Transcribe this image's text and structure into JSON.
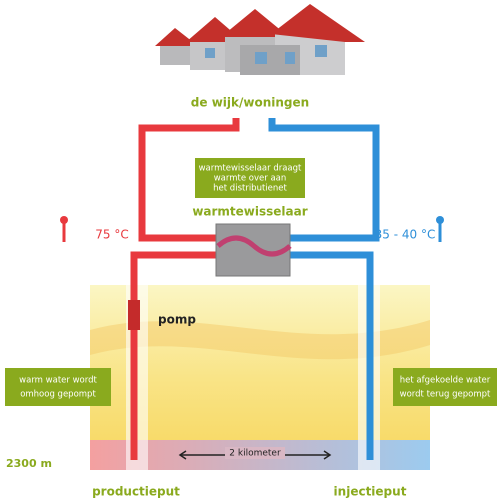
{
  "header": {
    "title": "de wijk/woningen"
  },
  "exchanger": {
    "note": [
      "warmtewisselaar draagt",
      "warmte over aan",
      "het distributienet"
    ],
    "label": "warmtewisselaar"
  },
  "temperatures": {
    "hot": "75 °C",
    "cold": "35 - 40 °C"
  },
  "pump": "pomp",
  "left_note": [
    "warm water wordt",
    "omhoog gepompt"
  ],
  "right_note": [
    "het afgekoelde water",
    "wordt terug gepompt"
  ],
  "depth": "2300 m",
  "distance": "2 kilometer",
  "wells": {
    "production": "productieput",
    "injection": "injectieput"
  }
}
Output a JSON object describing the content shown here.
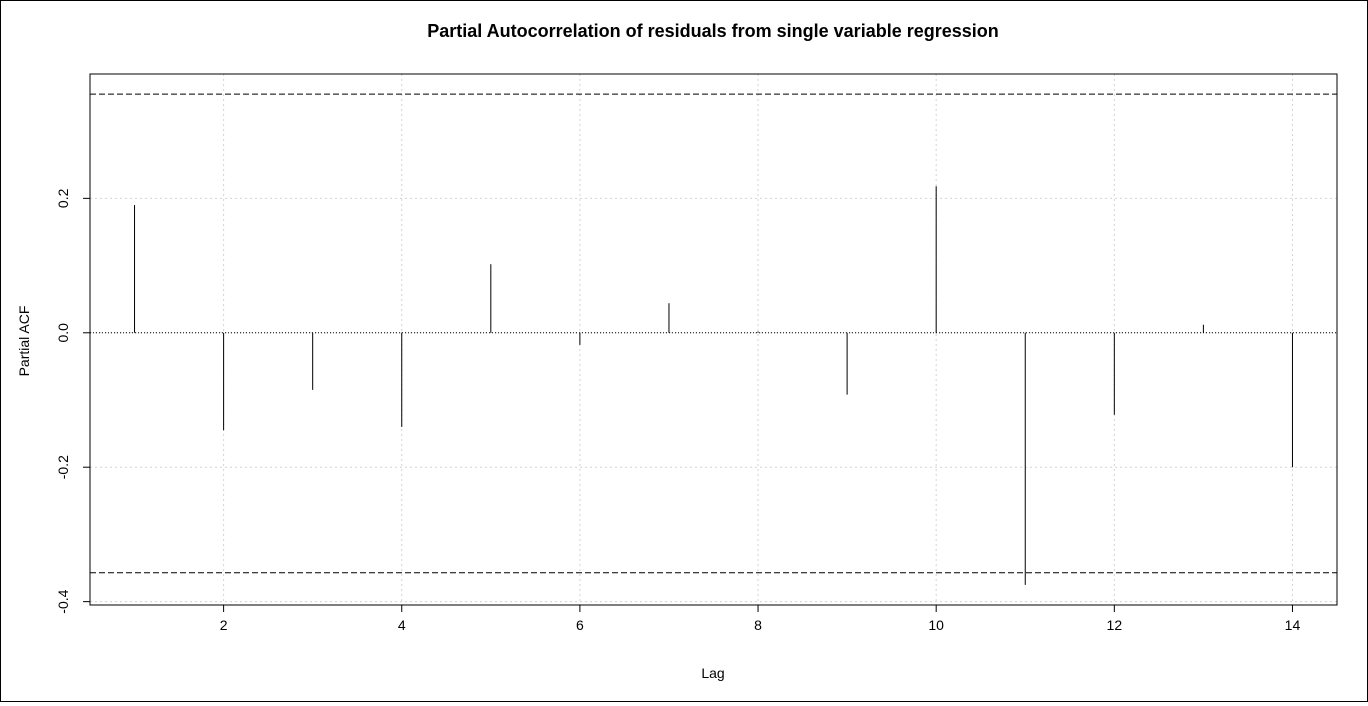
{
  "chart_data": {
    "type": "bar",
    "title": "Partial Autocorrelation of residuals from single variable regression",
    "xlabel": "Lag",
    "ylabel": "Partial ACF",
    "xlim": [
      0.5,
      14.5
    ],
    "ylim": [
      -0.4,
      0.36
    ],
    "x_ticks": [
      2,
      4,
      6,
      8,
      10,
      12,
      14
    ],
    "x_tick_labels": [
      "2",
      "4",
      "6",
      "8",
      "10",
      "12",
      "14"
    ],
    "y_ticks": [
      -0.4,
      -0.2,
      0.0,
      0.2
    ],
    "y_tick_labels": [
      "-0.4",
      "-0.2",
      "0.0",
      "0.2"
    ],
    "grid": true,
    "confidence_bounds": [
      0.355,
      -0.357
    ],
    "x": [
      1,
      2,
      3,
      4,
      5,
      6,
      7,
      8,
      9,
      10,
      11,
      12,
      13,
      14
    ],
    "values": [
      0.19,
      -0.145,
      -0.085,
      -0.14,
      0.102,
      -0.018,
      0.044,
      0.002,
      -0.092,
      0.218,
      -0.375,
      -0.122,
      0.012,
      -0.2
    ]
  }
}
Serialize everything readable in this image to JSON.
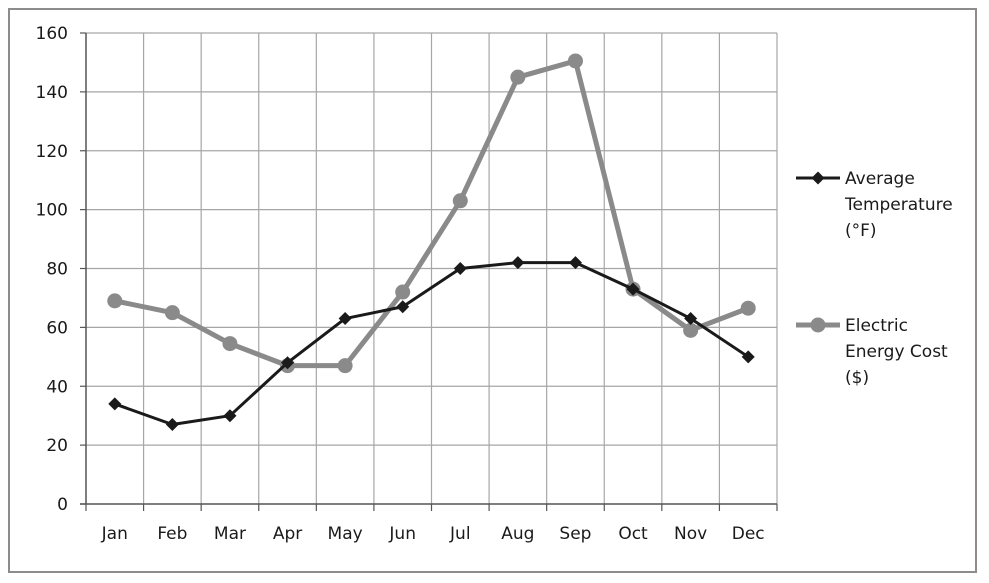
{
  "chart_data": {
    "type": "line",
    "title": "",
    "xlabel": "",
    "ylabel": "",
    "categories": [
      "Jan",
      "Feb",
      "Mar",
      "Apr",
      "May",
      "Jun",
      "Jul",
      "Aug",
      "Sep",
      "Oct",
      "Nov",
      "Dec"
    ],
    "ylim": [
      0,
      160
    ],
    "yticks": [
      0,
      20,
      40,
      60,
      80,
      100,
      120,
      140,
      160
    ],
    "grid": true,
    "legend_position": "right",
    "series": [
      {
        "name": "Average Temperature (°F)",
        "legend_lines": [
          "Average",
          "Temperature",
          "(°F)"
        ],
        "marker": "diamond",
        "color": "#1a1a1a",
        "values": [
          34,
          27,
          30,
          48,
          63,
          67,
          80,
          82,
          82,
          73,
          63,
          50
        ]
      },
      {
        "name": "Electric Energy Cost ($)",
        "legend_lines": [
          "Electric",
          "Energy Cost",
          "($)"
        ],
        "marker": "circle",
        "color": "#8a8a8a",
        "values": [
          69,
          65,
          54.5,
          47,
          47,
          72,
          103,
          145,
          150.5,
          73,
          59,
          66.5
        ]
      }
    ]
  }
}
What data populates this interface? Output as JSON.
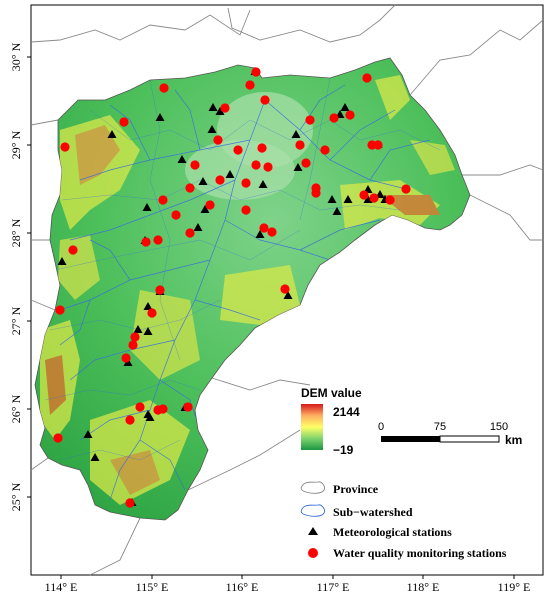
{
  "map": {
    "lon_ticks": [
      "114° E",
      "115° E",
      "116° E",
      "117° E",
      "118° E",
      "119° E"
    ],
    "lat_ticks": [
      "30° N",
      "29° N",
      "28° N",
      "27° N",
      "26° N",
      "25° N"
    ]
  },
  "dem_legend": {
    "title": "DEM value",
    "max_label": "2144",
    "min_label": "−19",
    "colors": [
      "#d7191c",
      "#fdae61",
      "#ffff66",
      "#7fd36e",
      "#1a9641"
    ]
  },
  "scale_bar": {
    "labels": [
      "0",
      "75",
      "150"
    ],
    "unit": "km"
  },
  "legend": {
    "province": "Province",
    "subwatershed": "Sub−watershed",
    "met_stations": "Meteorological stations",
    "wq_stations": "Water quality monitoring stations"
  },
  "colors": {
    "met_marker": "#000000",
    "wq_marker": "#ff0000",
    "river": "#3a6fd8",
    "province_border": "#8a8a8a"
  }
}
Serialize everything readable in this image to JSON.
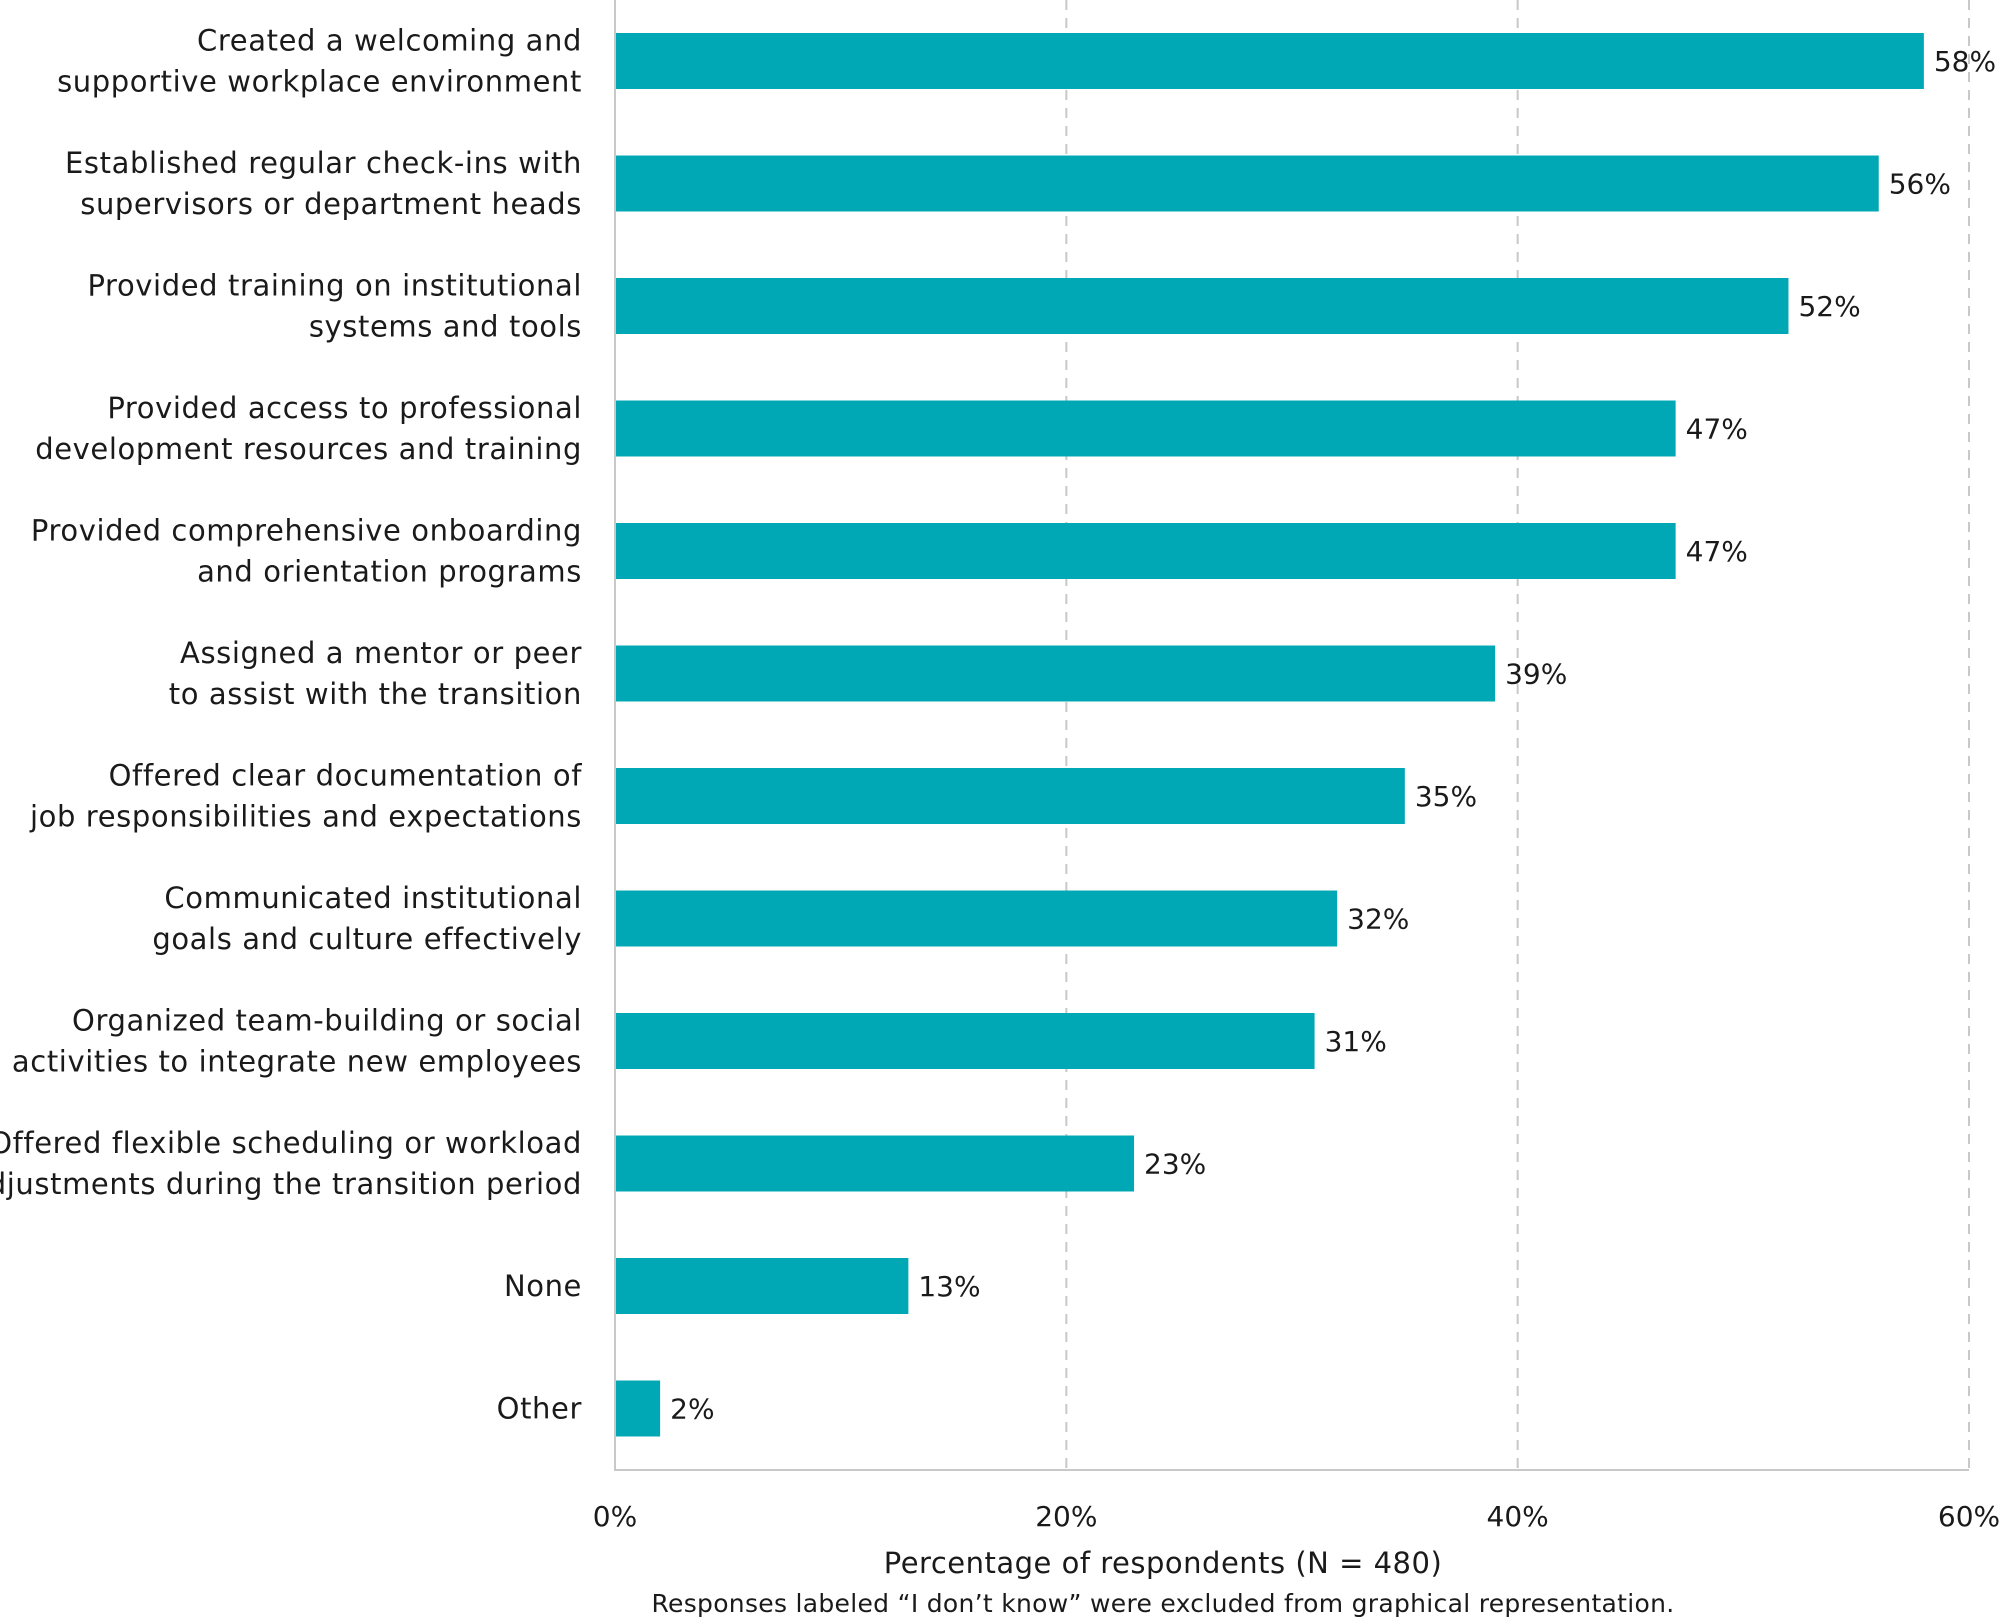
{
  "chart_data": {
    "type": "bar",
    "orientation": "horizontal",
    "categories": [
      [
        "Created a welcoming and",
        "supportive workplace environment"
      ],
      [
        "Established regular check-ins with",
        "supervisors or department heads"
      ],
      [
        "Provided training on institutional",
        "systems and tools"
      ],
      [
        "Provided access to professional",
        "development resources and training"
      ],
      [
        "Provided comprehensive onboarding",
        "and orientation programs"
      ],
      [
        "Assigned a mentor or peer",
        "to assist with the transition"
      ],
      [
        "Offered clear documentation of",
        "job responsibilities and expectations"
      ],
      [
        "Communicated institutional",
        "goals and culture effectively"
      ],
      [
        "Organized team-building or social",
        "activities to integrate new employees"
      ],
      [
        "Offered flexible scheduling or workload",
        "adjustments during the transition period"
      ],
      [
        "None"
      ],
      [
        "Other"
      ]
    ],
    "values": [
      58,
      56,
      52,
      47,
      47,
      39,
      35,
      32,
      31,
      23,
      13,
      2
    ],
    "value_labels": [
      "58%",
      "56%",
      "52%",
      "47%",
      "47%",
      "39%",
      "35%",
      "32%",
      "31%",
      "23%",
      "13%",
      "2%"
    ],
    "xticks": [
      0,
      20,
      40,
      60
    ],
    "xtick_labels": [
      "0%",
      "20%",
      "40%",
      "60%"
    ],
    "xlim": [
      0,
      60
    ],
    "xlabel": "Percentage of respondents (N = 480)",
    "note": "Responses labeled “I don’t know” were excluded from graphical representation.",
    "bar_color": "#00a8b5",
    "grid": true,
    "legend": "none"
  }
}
-- -- --
- _Problem statement_: Select the lines that carry the string "Average" and copy them.

- _Result for this task_:
        "name": "Average Temperature (°F)",
          "Average",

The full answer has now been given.